[Records from a collection of figures]
• • • •
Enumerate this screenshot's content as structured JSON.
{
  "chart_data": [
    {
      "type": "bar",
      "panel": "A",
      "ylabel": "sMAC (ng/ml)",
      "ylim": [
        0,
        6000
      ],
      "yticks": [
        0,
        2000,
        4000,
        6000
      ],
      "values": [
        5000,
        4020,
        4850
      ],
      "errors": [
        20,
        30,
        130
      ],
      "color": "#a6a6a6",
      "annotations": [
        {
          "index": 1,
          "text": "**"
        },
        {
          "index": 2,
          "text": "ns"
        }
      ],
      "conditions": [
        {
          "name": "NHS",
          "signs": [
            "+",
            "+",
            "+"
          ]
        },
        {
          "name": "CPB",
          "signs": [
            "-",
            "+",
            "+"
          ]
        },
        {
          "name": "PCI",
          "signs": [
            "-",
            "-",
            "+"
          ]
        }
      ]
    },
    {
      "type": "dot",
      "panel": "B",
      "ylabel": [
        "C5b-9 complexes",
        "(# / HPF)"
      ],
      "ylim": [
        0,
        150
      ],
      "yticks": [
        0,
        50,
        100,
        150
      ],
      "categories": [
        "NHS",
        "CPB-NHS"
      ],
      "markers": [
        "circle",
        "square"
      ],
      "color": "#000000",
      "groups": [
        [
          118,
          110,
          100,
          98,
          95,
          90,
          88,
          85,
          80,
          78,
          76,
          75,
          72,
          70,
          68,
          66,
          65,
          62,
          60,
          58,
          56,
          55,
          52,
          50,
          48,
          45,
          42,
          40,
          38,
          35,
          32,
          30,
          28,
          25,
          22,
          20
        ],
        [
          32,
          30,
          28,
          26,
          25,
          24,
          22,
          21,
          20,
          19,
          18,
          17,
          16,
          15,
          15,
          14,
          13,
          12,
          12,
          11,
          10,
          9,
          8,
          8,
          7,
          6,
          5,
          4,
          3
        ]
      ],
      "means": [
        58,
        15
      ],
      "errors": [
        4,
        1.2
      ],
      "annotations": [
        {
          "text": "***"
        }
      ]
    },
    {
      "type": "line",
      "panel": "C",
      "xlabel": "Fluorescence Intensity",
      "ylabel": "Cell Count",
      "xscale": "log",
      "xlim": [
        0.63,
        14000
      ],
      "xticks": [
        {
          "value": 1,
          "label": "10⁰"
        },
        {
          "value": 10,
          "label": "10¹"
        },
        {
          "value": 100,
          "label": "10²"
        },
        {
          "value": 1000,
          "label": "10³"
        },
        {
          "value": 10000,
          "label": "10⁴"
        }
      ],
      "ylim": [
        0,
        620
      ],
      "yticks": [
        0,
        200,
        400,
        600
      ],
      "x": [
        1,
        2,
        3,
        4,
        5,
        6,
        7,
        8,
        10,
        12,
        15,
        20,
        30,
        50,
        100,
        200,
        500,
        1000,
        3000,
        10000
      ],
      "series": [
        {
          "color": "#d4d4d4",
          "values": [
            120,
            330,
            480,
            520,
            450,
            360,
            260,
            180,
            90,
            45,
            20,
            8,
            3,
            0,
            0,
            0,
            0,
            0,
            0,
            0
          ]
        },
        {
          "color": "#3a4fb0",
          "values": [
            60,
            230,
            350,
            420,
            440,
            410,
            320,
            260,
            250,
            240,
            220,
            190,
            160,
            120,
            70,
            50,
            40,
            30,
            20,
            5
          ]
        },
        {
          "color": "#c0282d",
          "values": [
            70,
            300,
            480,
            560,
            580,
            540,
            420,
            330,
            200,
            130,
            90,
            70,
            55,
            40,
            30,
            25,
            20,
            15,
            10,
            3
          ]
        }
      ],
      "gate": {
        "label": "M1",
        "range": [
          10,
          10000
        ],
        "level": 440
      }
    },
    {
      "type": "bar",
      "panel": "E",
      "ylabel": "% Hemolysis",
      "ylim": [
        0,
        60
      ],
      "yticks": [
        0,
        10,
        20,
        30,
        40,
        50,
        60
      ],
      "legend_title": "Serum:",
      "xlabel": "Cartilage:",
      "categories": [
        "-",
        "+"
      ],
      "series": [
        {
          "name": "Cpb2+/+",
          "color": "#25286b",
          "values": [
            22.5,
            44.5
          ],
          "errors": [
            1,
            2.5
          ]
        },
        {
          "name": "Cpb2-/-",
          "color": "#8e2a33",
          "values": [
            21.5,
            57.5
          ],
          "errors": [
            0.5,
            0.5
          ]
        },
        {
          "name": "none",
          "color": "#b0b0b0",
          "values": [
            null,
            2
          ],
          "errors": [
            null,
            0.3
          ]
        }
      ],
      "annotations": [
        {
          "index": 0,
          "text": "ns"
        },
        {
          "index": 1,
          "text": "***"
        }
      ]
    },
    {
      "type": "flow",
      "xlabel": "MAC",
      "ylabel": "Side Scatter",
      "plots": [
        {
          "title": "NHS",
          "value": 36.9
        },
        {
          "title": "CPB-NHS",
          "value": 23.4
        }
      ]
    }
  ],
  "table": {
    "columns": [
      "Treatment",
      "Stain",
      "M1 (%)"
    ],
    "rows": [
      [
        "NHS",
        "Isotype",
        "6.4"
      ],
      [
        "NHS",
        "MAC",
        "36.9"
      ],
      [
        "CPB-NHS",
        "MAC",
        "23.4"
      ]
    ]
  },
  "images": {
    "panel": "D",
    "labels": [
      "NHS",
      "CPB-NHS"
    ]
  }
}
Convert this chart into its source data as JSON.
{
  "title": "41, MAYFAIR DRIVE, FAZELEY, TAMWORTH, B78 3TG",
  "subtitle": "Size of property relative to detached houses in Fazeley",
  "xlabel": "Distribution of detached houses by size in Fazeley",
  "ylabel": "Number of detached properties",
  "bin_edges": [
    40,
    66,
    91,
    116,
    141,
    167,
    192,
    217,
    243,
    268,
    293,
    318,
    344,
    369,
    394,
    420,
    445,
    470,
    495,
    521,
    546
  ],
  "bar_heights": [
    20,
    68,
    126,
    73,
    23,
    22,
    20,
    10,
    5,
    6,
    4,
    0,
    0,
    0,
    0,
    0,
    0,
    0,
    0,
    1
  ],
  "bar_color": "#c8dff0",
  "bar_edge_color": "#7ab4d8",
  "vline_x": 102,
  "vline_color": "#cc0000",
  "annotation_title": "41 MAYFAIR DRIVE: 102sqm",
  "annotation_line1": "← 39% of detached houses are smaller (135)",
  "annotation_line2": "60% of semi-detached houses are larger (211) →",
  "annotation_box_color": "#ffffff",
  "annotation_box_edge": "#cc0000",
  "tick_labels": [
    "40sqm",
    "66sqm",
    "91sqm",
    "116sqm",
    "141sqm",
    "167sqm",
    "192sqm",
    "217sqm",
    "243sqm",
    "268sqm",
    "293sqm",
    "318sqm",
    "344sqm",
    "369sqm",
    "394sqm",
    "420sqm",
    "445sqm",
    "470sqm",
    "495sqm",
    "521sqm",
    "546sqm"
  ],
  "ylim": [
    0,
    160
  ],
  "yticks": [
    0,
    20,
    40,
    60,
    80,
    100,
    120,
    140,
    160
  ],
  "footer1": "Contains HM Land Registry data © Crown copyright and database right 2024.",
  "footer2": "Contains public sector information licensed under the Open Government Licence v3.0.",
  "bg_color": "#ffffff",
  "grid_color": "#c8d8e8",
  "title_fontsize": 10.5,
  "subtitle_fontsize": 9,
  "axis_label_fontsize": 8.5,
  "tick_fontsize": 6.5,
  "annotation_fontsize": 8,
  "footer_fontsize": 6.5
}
• • • •
■ **What you have to do**: Scan the lines above for "Contains", then copy every one that has it.

■ **Result of this exercise**:
  "footer1": "Contains HM Land Registry data © Crown copyright and database right 2024.",
  "footer2": "Contains public sector information licensed under the Open Government Licence v3.0.",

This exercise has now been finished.